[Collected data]
+ + + +
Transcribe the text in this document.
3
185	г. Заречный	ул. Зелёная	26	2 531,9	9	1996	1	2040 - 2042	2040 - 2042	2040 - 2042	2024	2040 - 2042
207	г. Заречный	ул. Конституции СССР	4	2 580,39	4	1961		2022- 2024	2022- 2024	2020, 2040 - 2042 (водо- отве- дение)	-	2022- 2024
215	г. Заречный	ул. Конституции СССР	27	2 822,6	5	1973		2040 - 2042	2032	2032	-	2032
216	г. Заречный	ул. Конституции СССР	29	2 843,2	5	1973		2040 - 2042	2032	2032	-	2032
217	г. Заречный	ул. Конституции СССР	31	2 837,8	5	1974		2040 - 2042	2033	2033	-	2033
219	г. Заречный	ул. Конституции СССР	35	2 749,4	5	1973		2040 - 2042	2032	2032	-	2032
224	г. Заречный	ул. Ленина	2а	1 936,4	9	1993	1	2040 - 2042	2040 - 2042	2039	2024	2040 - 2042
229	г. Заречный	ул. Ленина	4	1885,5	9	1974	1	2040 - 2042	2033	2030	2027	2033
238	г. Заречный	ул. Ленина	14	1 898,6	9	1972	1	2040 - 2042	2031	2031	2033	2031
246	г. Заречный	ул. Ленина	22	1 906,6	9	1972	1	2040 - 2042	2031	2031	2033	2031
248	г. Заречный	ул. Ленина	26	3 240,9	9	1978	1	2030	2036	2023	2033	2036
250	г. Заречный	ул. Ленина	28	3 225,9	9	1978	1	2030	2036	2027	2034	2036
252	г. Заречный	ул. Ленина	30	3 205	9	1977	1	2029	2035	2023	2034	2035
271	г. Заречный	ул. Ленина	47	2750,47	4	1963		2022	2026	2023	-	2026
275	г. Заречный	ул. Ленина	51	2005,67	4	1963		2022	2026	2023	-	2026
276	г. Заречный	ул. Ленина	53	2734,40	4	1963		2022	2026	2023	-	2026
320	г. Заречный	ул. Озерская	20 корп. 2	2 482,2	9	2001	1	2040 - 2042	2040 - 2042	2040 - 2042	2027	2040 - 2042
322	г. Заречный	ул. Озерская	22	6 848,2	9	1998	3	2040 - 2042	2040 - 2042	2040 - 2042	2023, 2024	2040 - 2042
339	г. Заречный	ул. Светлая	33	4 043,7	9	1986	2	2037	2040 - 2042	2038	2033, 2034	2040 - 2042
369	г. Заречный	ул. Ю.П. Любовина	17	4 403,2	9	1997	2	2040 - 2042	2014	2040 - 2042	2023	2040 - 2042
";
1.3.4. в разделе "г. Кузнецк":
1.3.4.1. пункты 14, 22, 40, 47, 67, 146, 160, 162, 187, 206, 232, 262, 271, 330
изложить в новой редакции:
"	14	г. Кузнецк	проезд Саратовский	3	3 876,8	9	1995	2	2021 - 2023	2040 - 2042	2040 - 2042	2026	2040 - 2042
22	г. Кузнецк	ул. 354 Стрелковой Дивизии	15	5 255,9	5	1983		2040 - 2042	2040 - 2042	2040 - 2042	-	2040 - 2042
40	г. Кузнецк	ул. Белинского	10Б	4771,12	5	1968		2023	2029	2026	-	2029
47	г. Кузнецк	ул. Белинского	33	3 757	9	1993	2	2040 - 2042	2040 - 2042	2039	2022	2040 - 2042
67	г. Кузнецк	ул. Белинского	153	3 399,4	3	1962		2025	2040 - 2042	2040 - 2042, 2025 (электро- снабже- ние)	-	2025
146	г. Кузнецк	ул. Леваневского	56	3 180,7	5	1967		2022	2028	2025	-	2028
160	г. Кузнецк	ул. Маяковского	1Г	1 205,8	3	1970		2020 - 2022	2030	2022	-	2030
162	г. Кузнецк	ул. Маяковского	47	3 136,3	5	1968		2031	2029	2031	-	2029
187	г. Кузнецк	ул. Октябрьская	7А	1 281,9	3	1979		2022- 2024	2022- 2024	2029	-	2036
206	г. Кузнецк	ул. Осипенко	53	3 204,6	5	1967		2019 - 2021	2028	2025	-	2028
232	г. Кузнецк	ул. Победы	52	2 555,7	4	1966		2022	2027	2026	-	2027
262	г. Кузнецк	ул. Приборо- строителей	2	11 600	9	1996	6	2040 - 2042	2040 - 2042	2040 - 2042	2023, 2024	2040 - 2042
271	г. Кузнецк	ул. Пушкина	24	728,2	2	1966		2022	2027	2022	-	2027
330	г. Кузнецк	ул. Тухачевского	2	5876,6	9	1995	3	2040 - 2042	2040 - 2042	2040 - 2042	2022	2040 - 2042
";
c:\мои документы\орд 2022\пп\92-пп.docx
+ + + +
• **Given task**
Determine how many lines of the data contain "Маяковского" and give nothing but that number.

• **Response**
2